必要な作業 ▸
A - 次の(i)〜(iii)が下の楮と和紙の文章と合うかどうかを、それぞれ「はい」か「いいえ」で答えてください。判断の根拠となる文章中の語句を正確に引用して添えること。
(i) 楮はクワ科の常緑高木である。
(ii) 手漉き和紙の製紙工程では薬品を使わない。
(iii) 近年、楮の国内生産量は増えている。
B - 下の楮と和紙の文章をもとに、次の問いに答えてください。
(i) 洋紙はどのような筆記具で書写する用途に特化して進化したか。
(ii) 黒谷和紙は、どの府の指定無形文化財か。
(iii) 楮の成木の高さはどれくらいか。
C - 下の楮と和紙の文章を、最後の文の次から書き継いでください。

引用本文 ▸
日本の素材百科
第3回

楮と和紙

日本の家屋において「紙」が果たしている役割は大きい。古くから、和紙は筆記用具としての用途にとどまらず、襖や障子紙、提灯に傘など、暮らしのさまざまな部分で日本人に長く寄り添ってきた素材のひとつだ。

和紙の原料は、楮(こうぞ)などの樹皮繊維。手漉き和紙の場合、製紙の方法に大きな差はなくとも、原材料の質、水、湿度や温度などの差から、産地ごとに異なる風合いの紙が仕上がるそうだ。和紙は、そうして日本各地に多数ある産地固有の風土を映しながら、今日まで維持されてきたのである。

強靭で保存性の高い和紙原料「楮」

楮はクワ科の落葉低木で、成木は3メートルあまり。栽培が容易で成長が早く、毎年収穫できることも特徴だ。手漉きの和紙が強靭で保存性に優れる理由は、楮繊維が長くて太く、この繊維同士が紙漉きによってよく絡み合うからだと言われる。また、製紙工程に薬品を使わないため、繊維が化学的に損なわれないことも要因のひとつだ。

一方の洋紙は、羽ペンや金属ペンで書写する用途に特化して進化してきた紙だ。これらは主に機械や薬品を使って木材や亜麻・綿の繊維を抽出し、添加剤を加えて色、滑らかさ、風合いなどを調整しながら製紙する。

元来、和紙の製紙原料は、山野に野生しているものを採取するほか、畑のあぜ道、山の傾斜地などを使って栽培することが多かったそうだ。ところが近年は、生産者の高齢化と和紙の消費量の減少に伴って、楮の国内生産量は落ちる一方だという。どの和紙産地でも、国産原料の確保には頭を悩ませる現状がある。

「楮」から紙の原料「紙素」へ

京都府指定無形文化財「黒谷(くろたに)和紙」の産地、京都府綾部市の北部にある黒谷地区は、地名が示すとおり、谷間に位置する集落だ。谷の土地は斜面が多く、農地が狭く、日照時間も少ない。農業に向かない土地において、斜面でも栽培できる楮は、生計を立てる手立てとして大変重要なものだったのだ。

データ ▸
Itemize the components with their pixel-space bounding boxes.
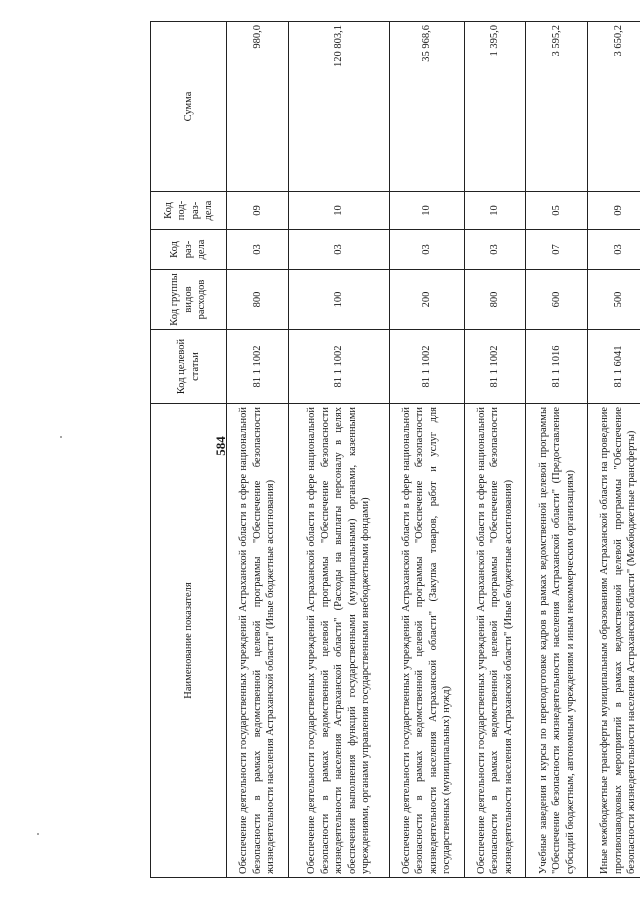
row-expense-group: 500 <box>588 270 640 330</box>
row-target-code: 81 1 1002 <box>464 330 526 404</box>
row-name: Обеспечение деятельности государственных учреждений Астраханской области в сфере национальной безопасности в рамках ведомственной целевой программы "Обеспечение безопасности жизнедеятельности населения Астраханской области" (Иные бюджетные ассигнования) <box>464 404 526 878</box>
row-section: 03 <box>464 230 526 270</box>
row-name: Иные межбюджетные трансферты муниципальным образованиям Астраханской области на проведение противопаводковых мероприятий в рамках ведомственной целевой программы "Обеспечение безопасности жизнедеятельности населения Астраханской области" (Межбюджетные трансферты) <box>588 404 640 878</box>
table-row <box>588 22 640 878</box>
row-target-code: 81 1 1002 <box>288 330 389 404</box>
table-row <box>464 22 526 878</box>
row-section: 03 <box>288 230 389 270</box>
row-amount: 980,0 <box>227 22 289 192</box>
row-expense-group: 600 <box>526 270 588 330</box>
row-target-code: 81 1 6041 <box>588 330 640 404</box>
row-expense-group: 100 <box>288 270 389 330</box>
row-target-code: 81 1 1002 <box>227 330 289 404</box>
header-name: Наименование показателя <box>151 404 227 878</box>
row-subsection: 10 <box>390 192 465 230</box>
row-subsection: 09 <box>227 192 289 230</box>
table-row <box>227 22 289 878</box>
row-subsection: 10 <box>288 192 389 230</box>
table-row <box>390 22 465 878</box>
row-name: Учебные заведения и курсы по переподготовке кадров в рамках ведомственной целевой программы "Обеспечение безопасности жизнедеятельности населения Астраханской области" (Предоставление субсидий бюджетным, автономным учреждениям и иным некоммерческим организациям) <box>526 404 588 878</box>
row-target-code: 81 1 1016 <box>526 330 588 404</box>
scan-speck <box>60 436 62 438</box>
row-expense-group: 200 <box>390 270 465 330</box>
header-expense-group: Код группы видов расходов <box>151 270 227 330</box>
page-number: 584 <box>213 436 228 456</box>
budget-table <box>150 21 640 878</box>
row-amount: 120 803,1 <box>288 22 389 192</box>
rotated-table-container <box>150 22 640 878</box>
row-section: 07 <box>526 230 588 270</box>
row-amount: 3 650,2 <box>588 22 640 192</box>
header-subsection: Код под-раз-дела <box>151 192 227 230</box>
row-expense-group: 800 <box>464 270 526 330</box>
row-expense-group: 800 <box>227 270 289 330</box>
header-target-code: Код целевой статьи <box>151 330 227 404</box>
row-amount: 35 968,6 <box>390 22 465 192</box>
row-subsection: 10 <box>464 192 526 230</box>
row-name: Обеспечение деятельности государственных учреждений Астраханской области в сфере национальной безопасности в рамках ведомственной целевой программы "Обеспечение безопасности жизнедеятельности населения Астраханской области" (Расходы на выплаты персоналу в целях обеспечения выполнения функций государственными (муниципальными) органами, казенными учреждениями, органами управления государственными внебюджетными фондами) <box>288 404 389 878</box>
row-name: Обеспечение деятельности государственных учреждений Астраханской области в сфере национальной безопасности в рамках ведомственной целевой программы "Обеспечение безопасности жизнедеятельности населения Астраханской области" (Закупка товаров, работ и услуг для государственных (муниципальных) нужд) <box>390 404 465 878</box>
header-amount: Сумма <box>151 22 227 192</box>
row-target-code: 81 1 1002 <box>390 330 465 404</box>
row-name: Обеспечение деятельности государственных учреждений Астраханской области в сфере национальной безопасности в рамках ведомственной целевой программы "Обеспечение безопасности жизнедеятельности населения Астраханской области" (Иные бюджетные ассигнования) <box>227 404 289 878</box>
table-row <box>288 22 389 878</box>
row-amount: 1 395,0 <box>464 22 526 192</box>
scan-speck <box>37 833 39 835</box>
row-section: 03 <box>227 230 289 270</box>
row-subsection: 05 <box>526 192 588 230</box>
header-section: Код раз-дела <box>151 230 227 270</box>
row-section: 03 <box>390 230 465 270</box>
row-section: 03 <box>588 230 640 270</box>
row-amount: 3 595,2 <box>526 22 588 192</box>
table-row <box>526 22 588 878</box>
table-header-row <box>151 22 227 878</box>
row-subsection: 09 <box>588 192 640 230</box>
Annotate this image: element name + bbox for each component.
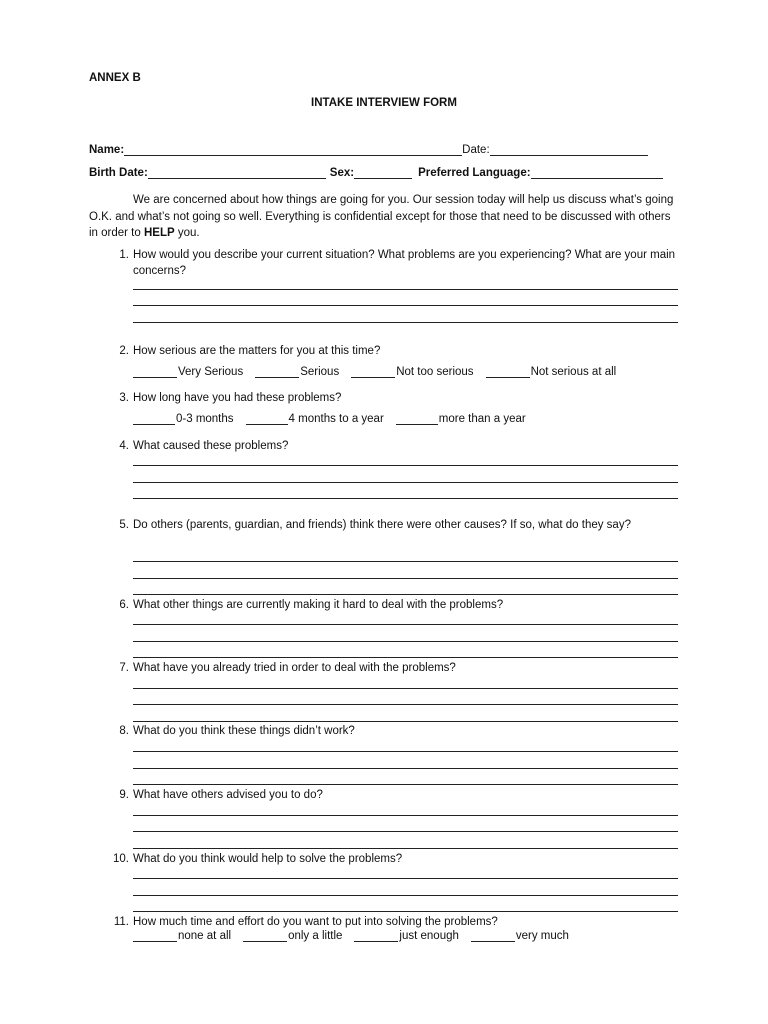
option-only-a-little[interactable]: only a little: [243, 930, 342, 942]
option-not-serious-at-all[interactable]: Not serious at all: [486, 366, 617, 378]
seriousness-options: [133, 366, 616, 378]
option-very-much[interactable]: very much: [471, 930, 569, 942]
answer-line[interactable]: [133, 624, 678, 625]
answer-line[interactable]: [133, 911, 678, 912]
name-date-row: [89, 144, 679, 156]
answer-line[interactable]: [133, 878, 678, 879]
answer-line[interactable]: [133, 751, 678, 752]
language-label: Preferred Language:: [418, 167, 531, 179]
language-field[interactable]: [531, 167, 663, 179]
intro-paragraph: We are concerned about how things are going for you. Our session today will help us discuss what’s going O.K. and what’s not going so well. Everything is confidential except for those that need to be discussed with others in order to HELP you.: [89, 194, 674, 239]
date-field[interactable]: [490, 144, 648, 156]
answer-line[interactable]: [133, 815, 678, 816]
answer-line[interactable]: [133, 498, 678, 499]
option-4-months-to-year[interactable]: 4 months to a year: [246, 413, 384, 425]
answer-line[interactable]: [133, 688, 678, 689]
answer-line[interactable]: [133, 561, 678, 562]
name-label: Name:: [89, 144, 125, 156]
answer-line[interactable]: [133, 578, 678, 579]
date-label: Date:: [462, 144, 490, 156]
answer-line[interactable]: [133, 305, 678, 306]
option-0-3-months[interactable]: 0-3 months: [133, 413, 234, 425]
option-just-enough[interactable]: just enough: [354, 930, 458, 942]
birth-date-label: Birth Date:: [89, 167, 148, 179]
effort-options: [133, 930, 569, 942]
option-serious[interactable]: Serious: [255, 366, 339, 378]
answer-line[interactable]: [133, 768, 678, 769]
birth-date-field[interactable]: [148, 167, 326, 179]
answer-line[interactable]: [133, 465, 678, 466]
answer-line[interactable]: [133, 831, 678, 832]
option-more-than-year[interactable]: more than a year: [396, 413, 526, 425]
birth-sex-language-row: [89, 167, 679, 179]
answer-line[interactable]: [133, 784, 678, 785]
answer-line[interactable]: [133, 594, 678, 595]
duration-options: [133, 413, 526, 425]
answer-line[interactable]: [133, 721, 678, 722]
intake-form-page: ANNEX B INTAKE INTERVIEW FORM Name: Date: Birth Date: Sex: Preferred Language: We are concerned about how things are going for you. Our session today will help us discuss what’s going O.K. and what’s not going so well. Everything is confidential except for those that need to be discussed with others in order to HELP you. 1. How would you describe your current situation? What problems are you experiencing? What are your main concerns? 2. How serious are the matters for you at this time? Very Serious Serious Not too serious Not serious at all 3. How long have you had these problems? 0-3 months 4 months to a year more than a year 4. What caused these problems? 5. Do others (parents, guardian, and friends) think there were other causes? If so, what do they say? 6. What other things are currently making it hard to deal with the problems? 7. What have you already tried in order to deal with the problems? 8. What do you think these things didn’t work? 9. What have others advised you to do? 10. What do you think would help to solve the problems? 11. How much time and effort do you want to put into solving the problems? none at all only a little just enough very much: [0, 0, 768, 1024]
answer-line[interactable]: [133, 482, 678, 483]
answer-line[interactable]: [133, 641, 678, 642]
sex-field[interactable]: [354, 167, 412, 179]
form-title: INTAKE INTERVIEW FORM: [311, 97, 457, 109]
option-very-serious[interactable]: Very Serious: [133, 366, 243, 378]
answer-line[interactable]: [133, 848, 678, 849]
answer-line[interactable]: [133, 704, 678, 705]
answer-line[interactable]: [133, 322, 678, 323]
answer-line[interactable]: [133, 657, 678, 658]
help-emphasis: HELP: [143, 227, 175, 239]
option-not-too-serious[interactable]: Not too serious: [351, 366, 473, 378]
annex-label: ANNEX B: [89, 72, 141, 84]
sex-label: Sex:: [329, 167, 355, 179]
name-field[interactable]: [124, 144, 462, 156]
answer-line[interactable]: [133, 289, 678, 290]
option-none-at-all[interactable]: none at all: [133, 930, 231, 942]
answer-line[interactable]: [133, 895, 678, 896]
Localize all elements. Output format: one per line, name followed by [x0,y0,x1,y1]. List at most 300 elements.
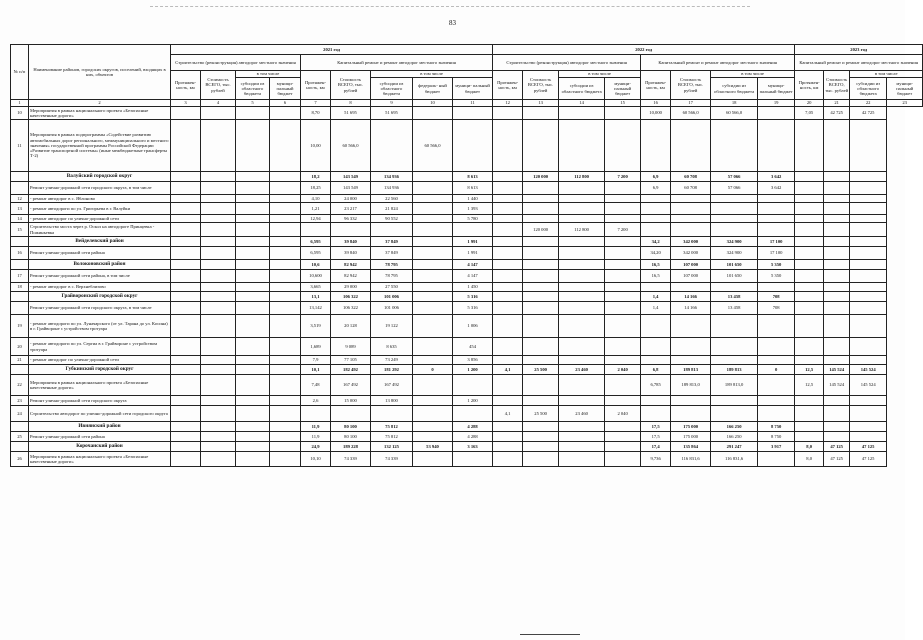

各課題の回答 ▸
A -
(i) いいえ。「楮はクワ科の落葉低木で、成木は3メートルあまり。」
(ii) はい。「製紙工程に薬品を使わないため、繊維が化学的に損なわれないことも要因のひとつだ。」
(iii) いいえ。「楮の国内生産量は落ちる一方だという。」

B -
(i) 羽ペンや金属ペン
(ii) 京都府
(iii) 3メートルあまり

C -
秋が深まり、楮の葉が落ちると楮刈りの時期がはじまる。長い枝を払って一定の長さに揃え、束ねた楮の枝を大きな桶に詰めて蒸していく。かまどで3時間ほど焚き付け、火を消してから1時間蒸らす。蒸し終わった枝からは、容易に樹皮が剥がれる。収穫された楮のうちわずかに約5%、この樹皮の部分だけが紙の原料として使われる。

剥いた黒皮を軒下にぶら下げていったん乾かしたのち、乾燥した黒皮を再び川の浅瀬に丸一日ほど漬け込みながら、何度も足で踏む。こうして柔らかくなった黒皮を削り、傷を取り、美しい繊維だけを選別する。使う道具は、小さな包丁一本きりだ。冬の水は凍てつくほど冷たく、作業には並々ならぬ根気と注意力を要する。

黒皮を手作業で丁寧に取り除く作業
黒皮を手作業で丁寧に取り除く作業

こうしてできた白皮を、ソーダ灰を入れた大釜で一時間半から二時間ほど煮る。柔らかくなった白皮を水に浸して洗いながら、再度、残った黒皮や塵を徹底的に取り除く。たとえ小さな傷ひとつでも、ここで取り逃せば最後、仕上がった紙の上に色ムラや粗として残ってしまう。最終的な品質に大きく影響する工程だ。

石臼の中に白皮を入れて杵で叩き、さらに叩解機にかけて繊維をつぶすと、ようやく、紙漉きに使われる「紙素(しそ)」のできあがりだ。こうしてみると、「和紙作り」という言葉からイメージされる紙漉きの作業は、実は、紙づくりの工程のごく一部。原料を整えるまでに、多大な時間と労力がかかっていることは、あまり知られていない。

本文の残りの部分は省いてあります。